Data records
•••

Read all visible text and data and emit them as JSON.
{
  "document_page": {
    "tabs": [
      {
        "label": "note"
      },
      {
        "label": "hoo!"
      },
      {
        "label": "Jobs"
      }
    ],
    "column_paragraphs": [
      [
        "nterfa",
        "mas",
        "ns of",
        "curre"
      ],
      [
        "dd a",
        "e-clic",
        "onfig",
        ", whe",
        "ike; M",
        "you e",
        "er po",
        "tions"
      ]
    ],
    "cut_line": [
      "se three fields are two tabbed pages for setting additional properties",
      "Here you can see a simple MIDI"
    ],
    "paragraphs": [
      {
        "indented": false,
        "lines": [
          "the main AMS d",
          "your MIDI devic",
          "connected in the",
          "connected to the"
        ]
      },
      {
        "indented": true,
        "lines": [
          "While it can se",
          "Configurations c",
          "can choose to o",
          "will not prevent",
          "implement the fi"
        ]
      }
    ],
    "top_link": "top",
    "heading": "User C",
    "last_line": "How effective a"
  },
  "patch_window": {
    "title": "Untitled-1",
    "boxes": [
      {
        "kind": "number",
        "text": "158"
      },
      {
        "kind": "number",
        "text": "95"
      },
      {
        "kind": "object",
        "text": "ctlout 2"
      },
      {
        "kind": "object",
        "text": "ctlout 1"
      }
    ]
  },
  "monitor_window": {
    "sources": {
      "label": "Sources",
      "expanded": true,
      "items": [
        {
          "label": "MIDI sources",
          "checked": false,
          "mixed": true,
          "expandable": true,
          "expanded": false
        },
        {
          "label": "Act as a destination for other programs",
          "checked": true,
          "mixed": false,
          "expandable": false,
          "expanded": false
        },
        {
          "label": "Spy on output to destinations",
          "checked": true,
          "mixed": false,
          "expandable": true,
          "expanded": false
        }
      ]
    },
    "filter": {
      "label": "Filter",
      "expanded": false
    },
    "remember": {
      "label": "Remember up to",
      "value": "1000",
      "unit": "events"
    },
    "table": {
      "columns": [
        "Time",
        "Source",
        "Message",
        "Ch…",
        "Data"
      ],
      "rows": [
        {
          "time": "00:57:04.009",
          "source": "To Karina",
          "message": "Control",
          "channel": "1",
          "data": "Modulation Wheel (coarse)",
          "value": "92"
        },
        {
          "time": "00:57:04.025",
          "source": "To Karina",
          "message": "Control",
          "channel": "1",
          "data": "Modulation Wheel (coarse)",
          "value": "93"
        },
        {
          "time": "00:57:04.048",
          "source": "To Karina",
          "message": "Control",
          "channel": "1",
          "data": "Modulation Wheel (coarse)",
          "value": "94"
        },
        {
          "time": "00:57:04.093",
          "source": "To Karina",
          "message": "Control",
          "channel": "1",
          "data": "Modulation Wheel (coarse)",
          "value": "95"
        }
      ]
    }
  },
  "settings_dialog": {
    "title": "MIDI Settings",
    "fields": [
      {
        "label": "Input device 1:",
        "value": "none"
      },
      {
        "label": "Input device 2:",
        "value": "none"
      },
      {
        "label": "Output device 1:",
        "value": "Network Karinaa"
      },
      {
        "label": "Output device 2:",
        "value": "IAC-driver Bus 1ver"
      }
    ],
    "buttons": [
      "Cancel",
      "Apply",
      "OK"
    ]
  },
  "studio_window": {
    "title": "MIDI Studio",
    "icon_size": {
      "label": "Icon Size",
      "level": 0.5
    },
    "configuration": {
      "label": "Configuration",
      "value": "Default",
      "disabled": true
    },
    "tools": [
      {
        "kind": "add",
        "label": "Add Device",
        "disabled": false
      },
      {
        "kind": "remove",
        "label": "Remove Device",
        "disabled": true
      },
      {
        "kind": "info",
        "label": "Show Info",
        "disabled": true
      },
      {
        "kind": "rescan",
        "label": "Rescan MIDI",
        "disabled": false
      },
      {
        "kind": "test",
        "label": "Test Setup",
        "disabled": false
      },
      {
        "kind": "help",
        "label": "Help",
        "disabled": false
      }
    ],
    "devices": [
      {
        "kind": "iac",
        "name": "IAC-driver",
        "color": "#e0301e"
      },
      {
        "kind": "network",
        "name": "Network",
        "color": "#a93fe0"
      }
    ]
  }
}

•••

#### Do this
Print the material above once more, exactly.

#### The solution
Read all visible text and data and emit them as JSON.
{
  "document_page": {
    "tabs": [
      {
        "label": "note"
      },
      {
        "label": "hoo!"
      },
      {
        "label": "Jobs"
      }
    ],
    "column_paragraphs": [
      [
        "nterfa",
        "mas",
        "ns of",
        "curre"
      ],
      [
        "dd a",
        "e-clic",
        "onfig",
        ", whe",
        "ike; M",
        "you e",
        "er po",
        "tions"
      ]
    ],
    "cut_line": [
      "se three fields are two tabbed pages for setting additional properties",
      "Here you can see a simple MIDI"
    ],
    "paragraphs": [
      {
        "indented": false,
        "lines": [
          "the main AMS d",
          "your MIDI devic",
          "connected in the",
          "connected to the"
        ]
      },
      {
        "indented": true,
        "lines": [
          "While it can se",
          "Configurations c",
          "can choose to o",
          "will not prevent",
          "implement the fi"
        ]
      }
    ],
    "top_link": "top",
    "heading": "User C",
    "last_line": "How effective a"
  },
  "patch_window": {
    "title": "Untitled-1",
    "boxes": [
      {
        "kind": "number",
        "text": "158"
      },
      {
        "kind": "number",
        "text": "95"
      },
      {
        "kind": "object",
        "text": "ctlout 2"
      },
      {
        "kind": "object",
        "text": "ctlout 1"
      }
    ]
  },
  "monitor_window": {
    "sources": {
      "label": "Sources",
      "expanded": true,
      "items": [
        {
          "label": "MIDI sources",
          "checked": false,
          "mixed": true,
          "expandable": true,
          "expanded": false
        },
        {
          "label": "Act as a destination for other programs",
          "checked": true,
          "mixed": false,
          "expandable": false,
          "expanded": false
        },
        {
          "label": "Spy on output to destinations",
          "checked": true,
          "mixed": false,
          "expandable": true,
          "expanded": false
        }
      ]
    },
    "filter": {
      "label": "Filter",
      "expanded": false
    },
    "remember": {
      "label": "Remember up to",
      "value": "1000",
      "unit": "events"
    },
    "table": {
      "columns": [
        "Time",
        "Source",
        "Message",
        "Ch…",
        "Data"
      ],
      "rows": [
        {
          "time": "00:57:04.009",
          "source": "To Karina",
          "message": "Control",
          "channel": "1",
          "data": "Modulation Wheel (coarse)",
          "value": "92"
        },
        {
          "time": "00:57:04.025",
          "source": "To Karina",
          "message": "Control",
          "channel": "1",
          "data": "Modulation Wheel (coarse)",
          "value": "93"
        },
        {
          "time": "00:57:04.048",
          "source": "To Karina",
          "message": "Control",
          "channel": "1",
          "data": "Modulation Wheel (coarse)",
          "value": "94"
        },
        {
          "time": "00:57:04.093",
          "source": "To Karina",
          "message": "Control",
          "channel": "1",
          "data": "Modulation Wheel (coarse)",
          "value": "95"
        }
      ]
    }
  },
  "settings_dialog": {
    "title": "MIDI Settings",
    "fields": [
      {
        "label": "Input device 1:",
        "value": "none"
      },
      {
        "label": "Input device 2:",
        "value": "none"
      },
      {
        "label": "Output device 1:",
        "value": "Network Karinaa"
      },
      {
        "label": "Output device 2:",
        "value": "IAC-driver Bus 1ver"
      }
    ],
    "buttons": [
      "Cancel",
      "Apply",
      "OK"
    ]
  },
  "studio_window": {
    "title": "MIDI Studio",
    "icon_size": {
      "label": "Icon Size",
      "level": 0.5
    },
    "configuration": {
      "label": "Configuration",
      "value": "Default",
      "disabled": true
    },
    "tools": [
      {
        "kind": "add",
        "label": "Add Device",
        "disabled": false
      },
      {
        "kind": "remove",
        "label": "Remove Device",
        "disabled": true
      },
      {
        "kind": "info",
        "label": "Show Info",
        "disabled": true
      },
      {
        "kind": "rescan",
        "label": "Rescan MIDI",
        "disabled": false
      },
      {
        "kind": "test",
        "label": "Test Setup",
        "disabled": false
      },
      {
        "kind": "help",
        "label": "Help",
        "disabled": false
      }
    ],
    "devices": [
      {
        "kind": "iac",
        "name": "IAC-driver",
        "color": "#e0301e"
      },
      {
        "kind": "network",
        "name": "Network",
        "color": "#a93fe0"
      }
    ]
  }
}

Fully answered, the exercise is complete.